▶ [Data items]
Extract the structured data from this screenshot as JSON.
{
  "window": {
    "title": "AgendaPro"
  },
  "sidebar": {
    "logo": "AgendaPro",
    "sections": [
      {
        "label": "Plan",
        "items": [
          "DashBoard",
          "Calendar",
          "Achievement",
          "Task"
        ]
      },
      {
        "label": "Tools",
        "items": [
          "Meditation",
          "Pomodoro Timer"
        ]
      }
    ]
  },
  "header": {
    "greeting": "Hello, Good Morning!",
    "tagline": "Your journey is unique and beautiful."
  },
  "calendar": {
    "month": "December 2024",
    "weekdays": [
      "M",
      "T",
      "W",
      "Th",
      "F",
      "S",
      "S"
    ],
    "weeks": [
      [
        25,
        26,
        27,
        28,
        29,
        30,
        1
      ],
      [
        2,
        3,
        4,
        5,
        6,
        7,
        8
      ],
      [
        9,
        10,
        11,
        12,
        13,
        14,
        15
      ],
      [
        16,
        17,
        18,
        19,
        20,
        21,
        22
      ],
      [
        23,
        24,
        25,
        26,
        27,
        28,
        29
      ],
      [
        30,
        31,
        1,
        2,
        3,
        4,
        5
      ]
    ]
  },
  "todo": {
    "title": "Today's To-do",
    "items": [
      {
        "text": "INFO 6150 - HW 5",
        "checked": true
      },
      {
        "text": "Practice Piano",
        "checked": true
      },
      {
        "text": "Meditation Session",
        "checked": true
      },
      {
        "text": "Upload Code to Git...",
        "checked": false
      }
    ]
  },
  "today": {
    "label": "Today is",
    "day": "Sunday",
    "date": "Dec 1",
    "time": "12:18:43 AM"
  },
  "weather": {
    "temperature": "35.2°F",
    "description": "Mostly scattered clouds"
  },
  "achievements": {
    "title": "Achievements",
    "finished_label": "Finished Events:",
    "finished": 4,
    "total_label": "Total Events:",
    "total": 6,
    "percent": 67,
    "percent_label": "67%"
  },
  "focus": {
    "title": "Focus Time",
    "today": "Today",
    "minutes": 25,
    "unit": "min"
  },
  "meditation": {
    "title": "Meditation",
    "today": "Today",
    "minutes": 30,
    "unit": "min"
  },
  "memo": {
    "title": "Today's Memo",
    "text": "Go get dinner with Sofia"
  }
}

▶ [To be done] From the first line to the last, retype the data exactly.

▶ [Answer to the problem]
Extract the structured data from this screenshot as JSON.
{
  "window": {
    "title": "AgendaPro"
  },
  "sidebar": {
    "logo": "AgendaPro",
    "sections": [
      {
        "label": "Plan",
        "items": [
          "DashBoard",
          "Calendar",
          "Achievement",
          "Task"
        ]
      },
      {
        "label": "Tools",
        "items": [
          "Meditation",
          "Pomodoro Timer"
        ]
      }
    ]
  },
  "header": {
    "greeting": "Hello, Good Morning!",
    "tagline": "Your journey is unique and beautiful."
  },
  "calendar": {
    "month": "December 2024",
    "weekdays": [
      "M",
      "T",
      "W",
      "Th",
      "F",
      "S",
      "S"
    ],
    "weeks": [
      [
        25,
        26,
        27,
        28,
        29,
        30,
        1
      ],
      [
        2,
        3,
        4,
        5,
        6,
        7,
        8
      ],
      [
        9,
        10,
        11,
        12,
        13,
        14,
        15
      ],
      [
        16,
        17,
        18,
        19,
        20,
        21,
        22
      ],
      [
        23,
        24,
        25,
        26,
        27,
        28,
        29
      ],
      [
        30,
        31,
        1,
        2,
        3,
        4,
        5
      ]
    ]
  },
  "todo": {
    "title": "Today's To-do",
    "items": [
      {
        "text": "INFO 6150 - HW 5",
        "checked": true
      },
      {
        "text": "Practice Piano",
        "checked": true
      },
      {
        "text": "Meditation Session",
        "checked": true
      },
      {
        "text": "Upload Code to Git...",
        "checked": false
      }
    ]
  },
  "today": {
    "label": "Today is",
    "day": "Sunday",
    "date": "Dec 1",
    "time": "12:18:43 AM"
  },
  "weather": {
    "temperature": "35.2°F",
    "description": "Mostly scattered clouds"
  },
  "achievements": {
    "title": "Achievements",
    "finished_label": "Finished Events:",
    "finished": 4,
    "total_label": "Total Events:",
    "total": 6,
    "percent": 67,
    "percent_label": "67%"
  },
  "focus": {
    "title": "Focus Time",
    "today": "Today",
    "minutes": 25,
    "unit": "min"
  },
  "meditation": {
    "title": "Meditation",
    "today": "Today",
    "minutes": 30,
    "unit": "min"
  },
  "memo": {
    "title": "Today's Memo",
    "text": "Go get dinner with Sofia"
  }
}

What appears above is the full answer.